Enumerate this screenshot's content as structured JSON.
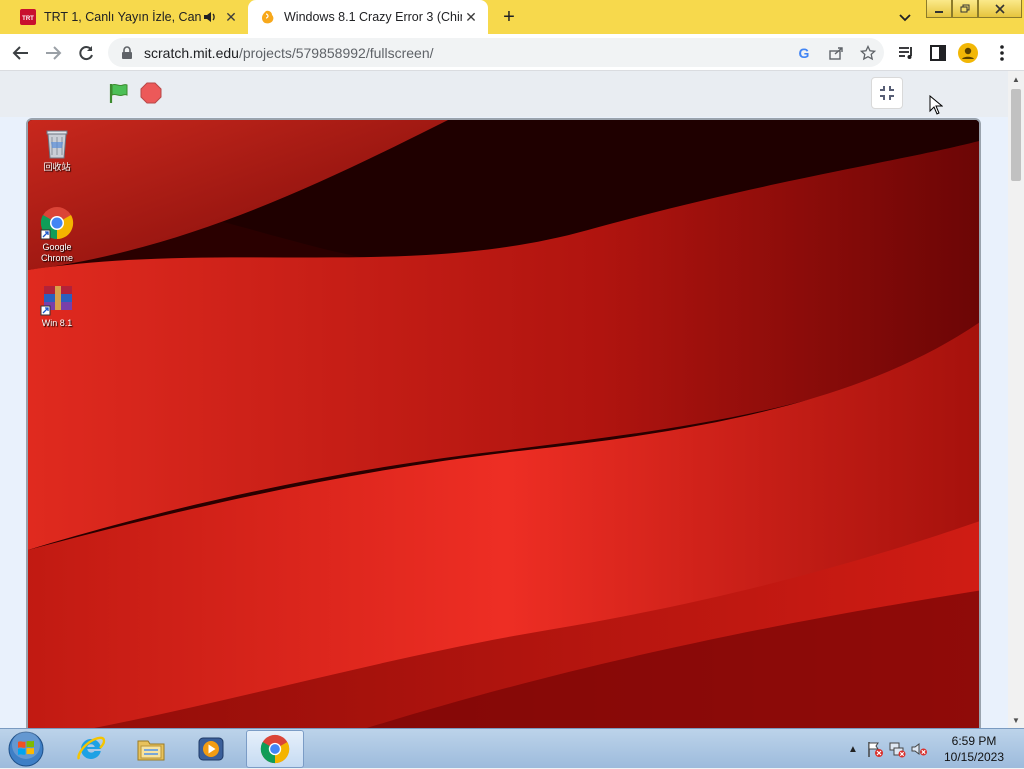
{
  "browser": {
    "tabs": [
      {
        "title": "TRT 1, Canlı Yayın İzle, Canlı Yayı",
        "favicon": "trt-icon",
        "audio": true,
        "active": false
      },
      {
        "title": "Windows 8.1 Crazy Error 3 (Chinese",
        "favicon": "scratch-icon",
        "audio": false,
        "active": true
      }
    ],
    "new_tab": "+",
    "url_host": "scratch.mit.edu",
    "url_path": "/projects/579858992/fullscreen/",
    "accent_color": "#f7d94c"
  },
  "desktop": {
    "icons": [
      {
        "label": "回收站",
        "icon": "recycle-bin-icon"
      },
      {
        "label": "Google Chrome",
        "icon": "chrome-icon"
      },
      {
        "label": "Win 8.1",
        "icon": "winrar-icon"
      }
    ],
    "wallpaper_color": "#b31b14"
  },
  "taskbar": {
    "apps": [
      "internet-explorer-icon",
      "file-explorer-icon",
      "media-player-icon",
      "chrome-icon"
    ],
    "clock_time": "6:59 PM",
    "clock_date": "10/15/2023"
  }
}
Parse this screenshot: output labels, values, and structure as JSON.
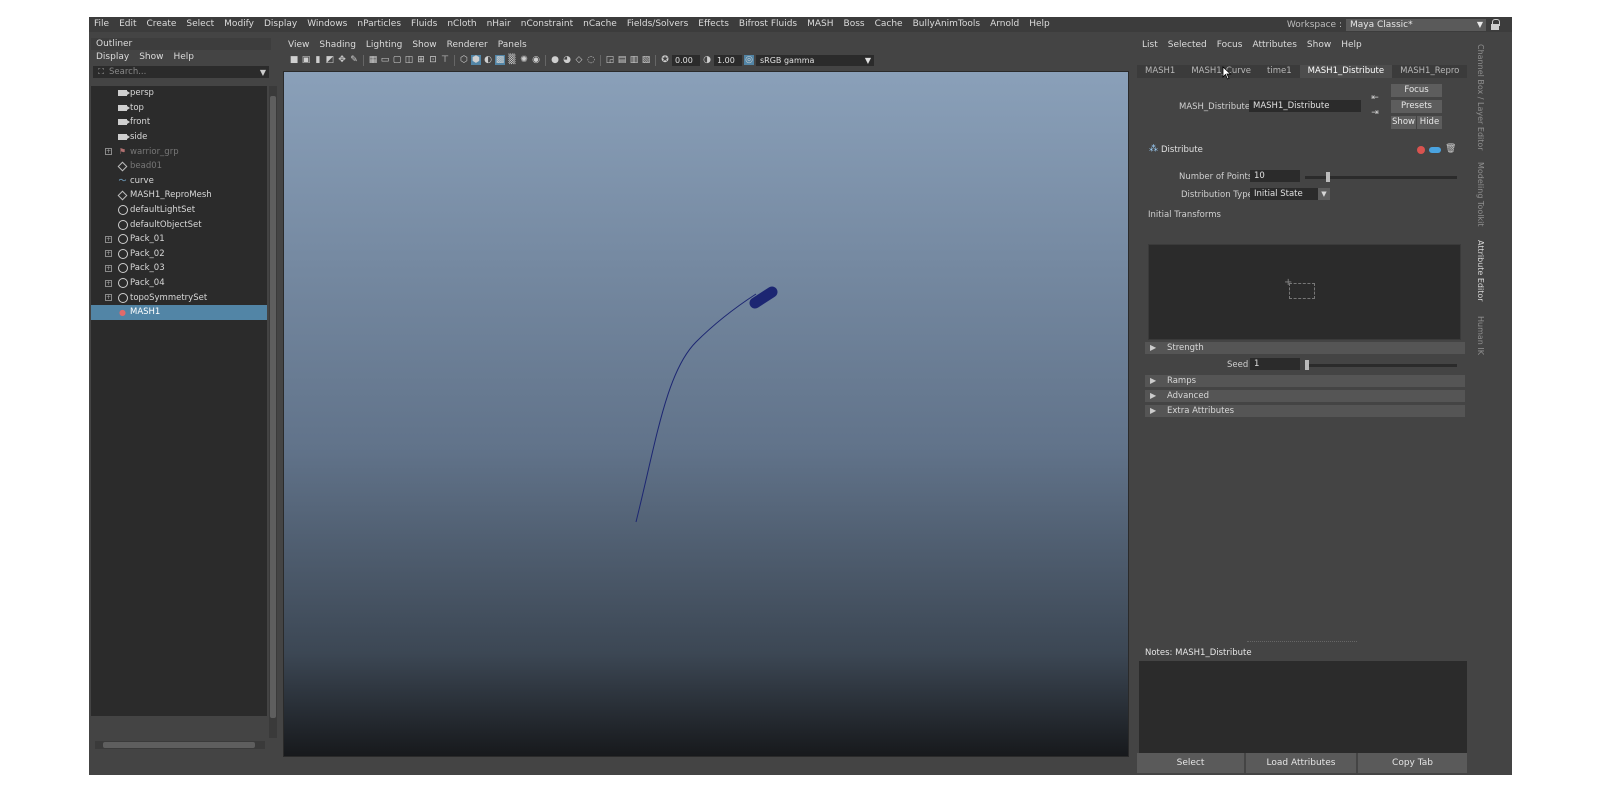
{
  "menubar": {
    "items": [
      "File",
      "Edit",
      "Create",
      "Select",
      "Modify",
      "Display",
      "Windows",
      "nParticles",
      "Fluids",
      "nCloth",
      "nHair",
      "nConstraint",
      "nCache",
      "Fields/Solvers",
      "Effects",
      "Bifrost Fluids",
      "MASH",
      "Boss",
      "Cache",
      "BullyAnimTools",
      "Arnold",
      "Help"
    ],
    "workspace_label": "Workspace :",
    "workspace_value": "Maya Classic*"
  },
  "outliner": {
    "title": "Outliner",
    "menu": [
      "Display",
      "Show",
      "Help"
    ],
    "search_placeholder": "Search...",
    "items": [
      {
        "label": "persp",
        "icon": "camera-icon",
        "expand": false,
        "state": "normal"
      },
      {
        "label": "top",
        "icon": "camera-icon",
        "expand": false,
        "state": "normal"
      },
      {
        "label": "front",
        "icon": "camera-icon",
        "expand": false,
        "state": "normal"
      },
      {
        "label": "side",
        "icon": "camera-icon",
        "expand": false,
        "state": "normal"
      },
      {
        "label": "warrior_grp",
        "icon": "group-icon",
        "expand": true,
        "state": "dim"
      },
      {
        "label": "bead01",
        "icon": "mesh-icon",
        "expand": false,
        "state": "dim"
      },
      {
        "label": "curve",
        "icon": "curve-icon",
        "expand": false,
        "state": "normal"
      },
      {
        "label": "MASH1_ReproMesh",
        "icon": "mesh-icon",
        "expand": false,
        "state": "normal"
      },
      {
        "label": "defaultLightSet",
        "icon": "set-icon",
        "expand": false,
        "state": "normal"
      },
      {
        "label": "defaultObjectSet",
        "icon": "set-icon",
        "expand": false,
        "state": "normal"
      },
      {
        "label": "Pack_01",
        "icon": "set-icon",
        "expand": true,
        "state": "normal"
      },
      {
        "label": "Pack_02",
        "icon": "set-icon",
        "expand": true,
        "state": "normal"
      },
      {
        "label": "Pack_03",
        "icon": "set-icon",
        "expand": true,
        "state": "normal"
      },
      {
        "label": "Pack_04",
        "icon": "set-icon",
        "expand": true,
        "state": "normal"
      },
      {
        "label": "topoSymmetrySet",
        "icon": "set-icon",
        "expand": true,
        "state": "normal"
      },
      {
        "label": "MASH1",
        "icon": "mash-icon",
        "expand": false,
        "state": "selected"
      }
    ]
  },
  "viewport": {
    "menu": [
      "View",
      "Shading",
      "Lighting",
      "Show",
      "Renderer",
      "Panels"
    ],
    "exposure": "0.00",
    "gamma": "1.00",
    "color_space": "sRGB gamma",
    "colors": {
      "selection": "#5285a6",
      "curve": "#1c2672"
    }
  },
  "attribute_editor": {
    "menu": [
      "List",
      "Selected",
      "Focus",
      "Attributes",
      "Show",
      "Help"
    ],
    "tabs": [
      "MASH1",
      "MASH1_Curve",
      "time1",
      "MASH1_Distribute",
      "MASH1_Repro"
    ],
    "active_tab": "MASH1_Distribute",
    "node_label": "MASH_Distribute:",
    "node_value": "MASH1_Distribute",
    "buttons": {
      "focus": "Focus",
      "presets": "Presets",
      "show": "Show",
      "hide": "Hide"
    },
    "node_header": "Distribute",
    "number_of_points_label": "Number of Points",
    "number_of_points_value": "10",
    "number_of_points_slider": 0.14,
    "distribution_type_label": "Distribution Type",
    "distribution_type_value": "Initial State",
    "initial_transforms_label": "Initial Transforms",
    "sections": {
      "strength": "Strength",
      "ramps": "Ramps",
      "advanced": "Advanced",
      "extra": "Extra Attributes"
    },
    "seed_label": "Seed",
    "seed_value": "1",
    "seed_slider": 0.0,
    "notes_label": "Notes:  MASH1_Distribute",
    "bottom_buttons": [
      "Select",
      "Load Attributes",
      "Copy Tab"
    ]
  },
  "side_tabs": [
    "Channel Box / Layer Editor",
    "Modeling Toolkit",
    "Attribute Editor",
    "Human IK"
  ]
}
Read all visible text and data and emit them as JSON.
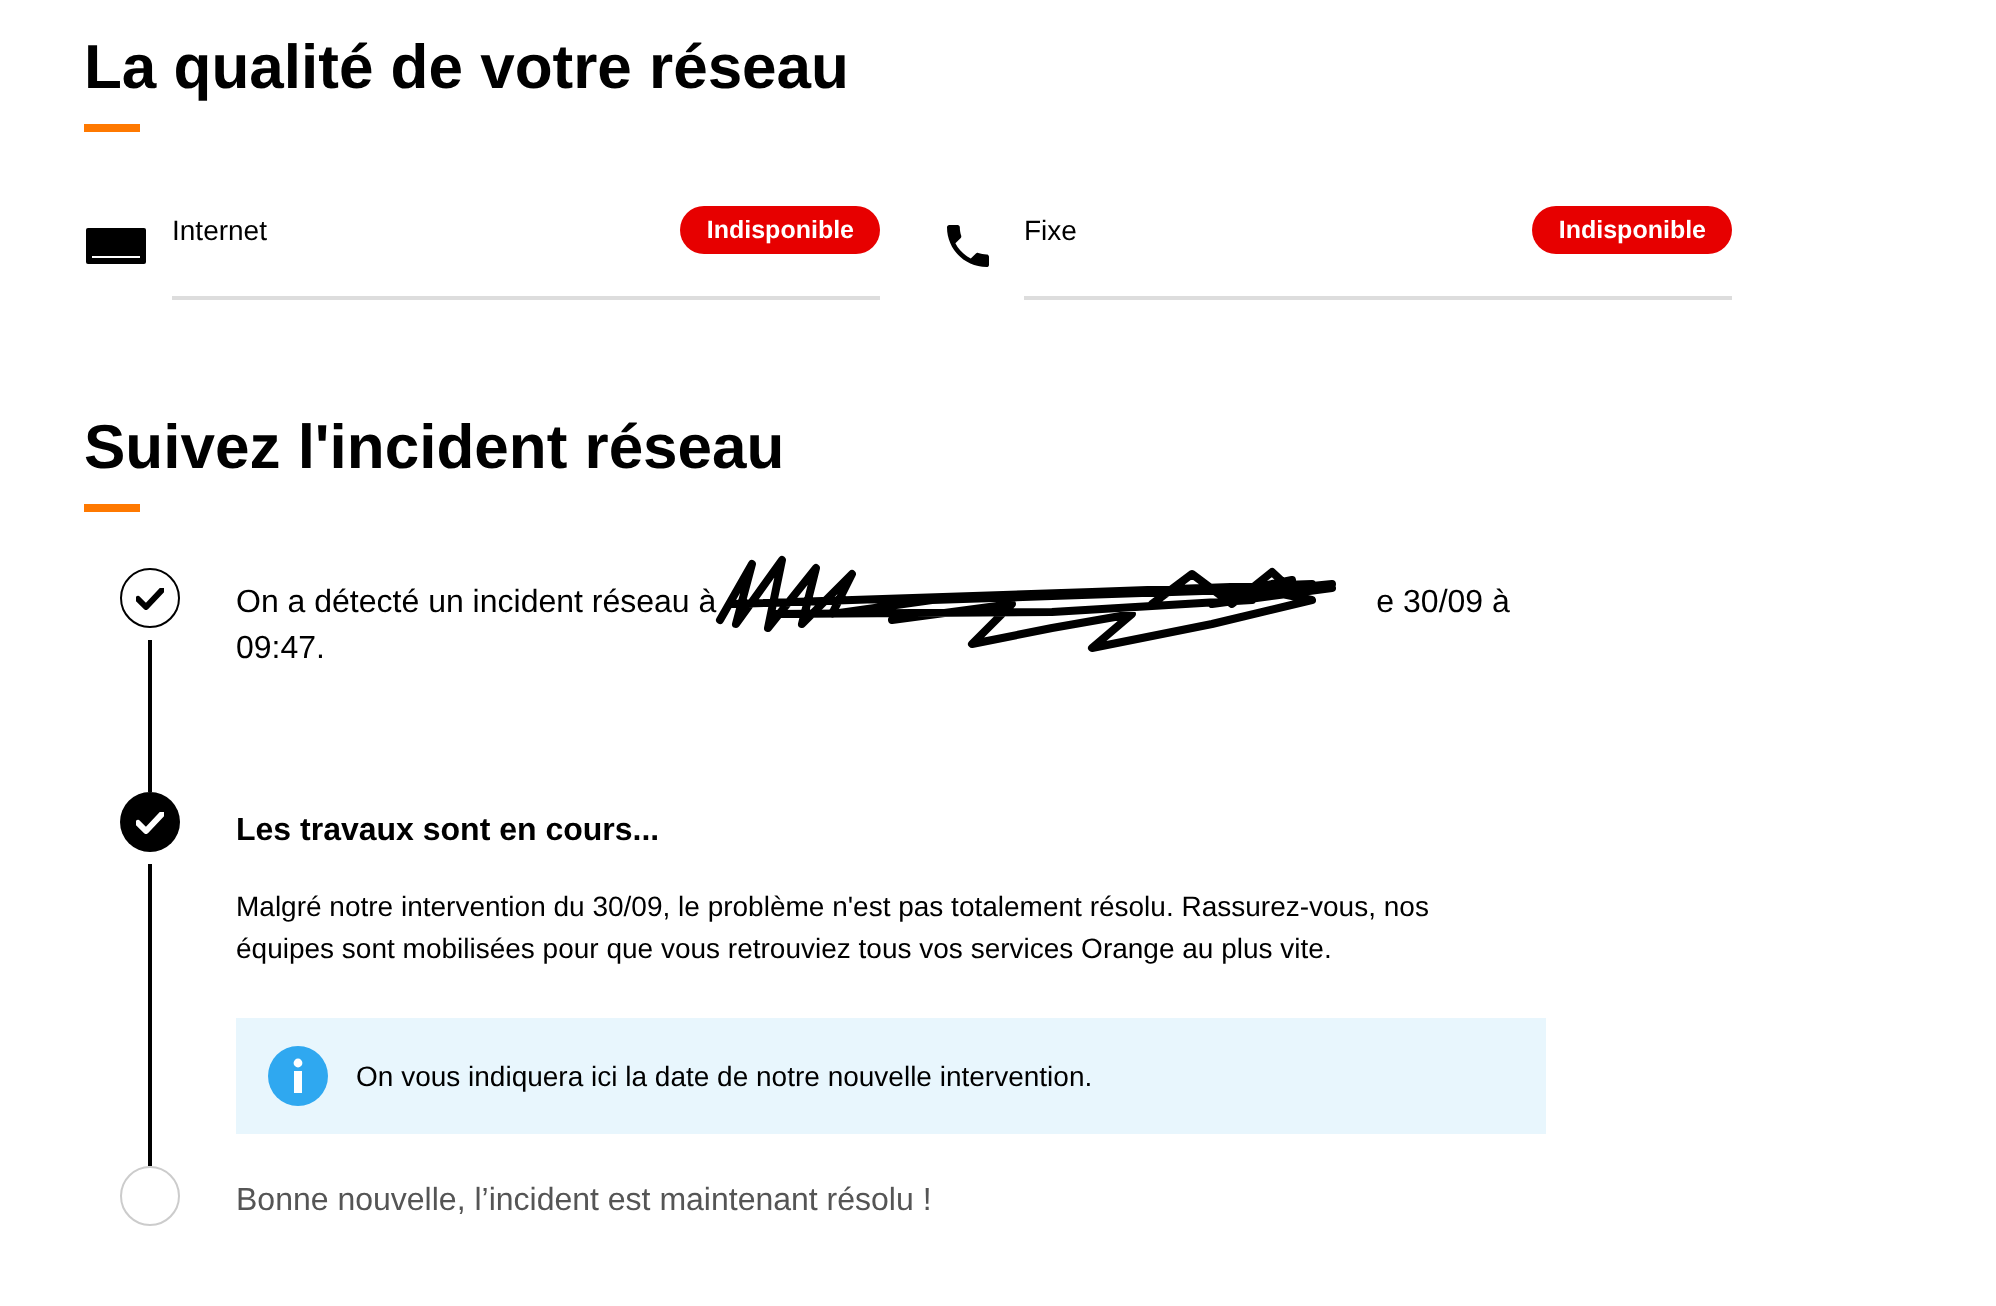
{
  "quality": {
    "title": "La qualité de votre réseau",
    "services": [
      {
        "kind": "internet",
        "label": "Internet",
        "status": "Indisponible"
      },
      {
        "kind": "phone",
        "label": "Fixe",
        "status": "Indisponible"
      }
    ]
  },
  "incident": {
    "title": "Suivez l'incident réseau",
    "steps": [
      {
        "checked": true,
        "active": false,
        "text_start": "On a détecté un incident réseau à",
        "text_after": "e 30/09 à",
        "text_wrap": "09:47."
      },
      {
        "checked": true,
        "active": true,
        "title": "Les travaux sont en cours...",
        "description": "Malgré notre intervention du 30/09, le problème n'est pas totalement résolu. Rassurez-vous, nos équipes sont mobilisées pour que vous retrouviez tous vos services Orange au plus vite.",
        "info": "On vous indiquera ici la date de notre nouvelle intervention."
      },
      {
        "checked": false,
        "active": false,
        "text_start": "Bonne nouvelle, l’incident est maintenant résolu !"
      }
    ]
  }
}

◆ TASK DIRECTIONS: Pick out the lines that include the word "title" and write them out.

◆ SOLUTION TO THIS PROBLEM:
        "title": "TRT 1, Canlı Yayın İzle, Canlı Yayı",
        "title": "Windows 8.1 Crazy Error 3 (Chinese",
    "title": "Outliner",
    "title": "La qualité de votre réseau",
    "title": "Suivez l'incident réseau",
        "title": "Les travaux sont en cours...",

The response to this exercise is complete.